— start of Exercise materials —
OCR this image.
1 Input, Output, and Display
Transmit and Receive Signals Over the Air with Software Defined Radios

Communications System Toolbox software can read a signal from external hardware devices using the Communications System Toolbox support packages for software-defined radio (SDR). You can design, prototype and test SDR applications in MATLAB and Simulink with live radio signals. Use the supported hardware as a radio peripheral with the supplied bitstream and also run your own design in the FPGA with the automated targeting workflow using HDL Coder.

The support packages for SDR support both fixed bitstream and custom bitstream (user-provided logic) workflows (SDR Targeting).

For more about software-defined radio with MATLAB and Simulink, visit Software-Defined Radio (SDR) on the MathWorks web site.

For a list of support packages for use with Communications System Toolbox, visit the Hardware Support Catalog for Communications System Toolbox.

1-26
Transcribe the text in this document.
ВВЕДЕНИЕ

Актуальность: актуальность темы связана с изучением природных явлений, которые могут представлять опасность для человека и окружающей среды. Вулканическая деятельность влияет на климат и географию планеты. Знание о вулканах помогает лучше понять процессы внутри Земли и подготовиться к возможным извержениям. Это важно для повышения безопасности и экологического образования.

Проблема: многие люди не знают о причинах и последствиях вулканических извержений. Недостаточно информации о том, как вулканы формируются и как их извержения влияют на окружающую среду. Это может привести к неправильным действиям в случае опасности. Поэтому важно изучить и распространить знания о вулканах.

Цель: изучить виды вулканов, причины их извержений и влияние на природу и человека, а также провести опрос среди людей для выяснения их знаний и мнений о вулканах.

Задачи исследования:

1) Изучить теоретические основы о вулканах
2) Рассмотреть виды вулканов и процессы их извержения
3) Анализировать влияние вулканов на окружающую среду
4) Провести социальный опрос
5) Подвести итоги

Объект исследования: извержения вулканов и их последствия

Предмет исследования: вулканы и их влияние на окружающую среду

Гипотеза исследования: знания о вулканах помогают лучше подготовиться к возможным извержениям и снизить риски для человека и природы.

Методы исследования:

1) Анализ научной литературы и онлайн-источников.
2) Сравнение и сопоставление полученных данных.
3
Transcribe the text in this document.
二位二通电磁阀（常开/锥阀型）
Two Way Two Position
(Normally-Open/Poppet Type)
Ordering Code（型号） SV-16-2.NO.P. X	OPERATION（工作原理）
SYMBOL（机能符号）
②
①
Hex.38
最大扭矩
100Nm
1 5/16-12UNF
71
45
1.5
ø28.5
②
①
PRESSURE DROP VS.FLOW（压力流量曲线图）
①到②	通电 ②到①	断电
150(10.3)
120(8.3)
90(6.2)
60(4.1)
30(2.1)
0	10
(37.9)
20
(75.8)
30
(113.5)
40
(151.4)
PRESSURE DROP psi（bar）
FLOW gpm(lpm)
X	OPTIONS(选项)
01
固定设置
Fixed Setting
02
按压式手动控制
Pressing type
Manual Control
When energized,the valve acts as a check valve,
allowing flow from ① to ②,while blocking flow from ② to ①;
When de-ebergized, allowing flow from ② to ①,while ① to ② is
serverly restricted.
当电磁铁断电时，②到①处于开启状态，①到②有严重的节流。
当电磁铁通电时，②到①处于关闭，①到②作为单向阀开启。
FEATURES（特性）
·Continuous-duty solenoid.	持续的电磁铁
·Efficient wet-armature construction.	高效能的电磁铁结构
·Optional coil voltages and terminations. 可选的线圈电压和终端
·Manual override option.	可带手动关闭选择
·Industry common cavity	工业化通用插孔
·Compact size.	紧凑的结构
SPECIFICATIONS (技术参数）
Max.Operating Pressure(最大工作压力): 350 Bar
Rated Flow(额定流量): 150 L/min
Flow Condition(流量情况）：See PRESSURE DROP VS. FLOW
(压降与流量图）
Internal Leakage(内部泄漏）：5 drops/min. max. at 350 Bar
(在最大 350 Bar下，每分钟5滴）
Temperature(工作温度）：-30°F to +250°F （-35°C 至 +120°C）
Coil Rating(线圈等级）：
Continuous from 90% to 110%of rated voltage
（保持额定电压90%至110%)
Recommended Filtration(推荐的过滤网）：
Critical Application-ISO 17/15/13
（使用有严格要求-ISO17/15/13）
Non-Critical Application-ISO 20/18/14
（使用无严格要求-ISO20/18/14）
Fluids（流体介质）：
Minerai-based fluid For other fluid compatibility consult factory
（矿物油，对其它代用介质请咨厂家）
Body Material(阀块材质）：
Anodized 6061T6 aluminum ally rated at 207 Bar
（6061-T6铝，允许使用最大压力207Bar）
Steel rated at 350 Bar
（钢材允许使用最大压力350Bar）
— end of Exercise materials —
Job ::
Of the lines in the material, how many contain the word "while"? Reply with the number and nothing else.

Result ::
2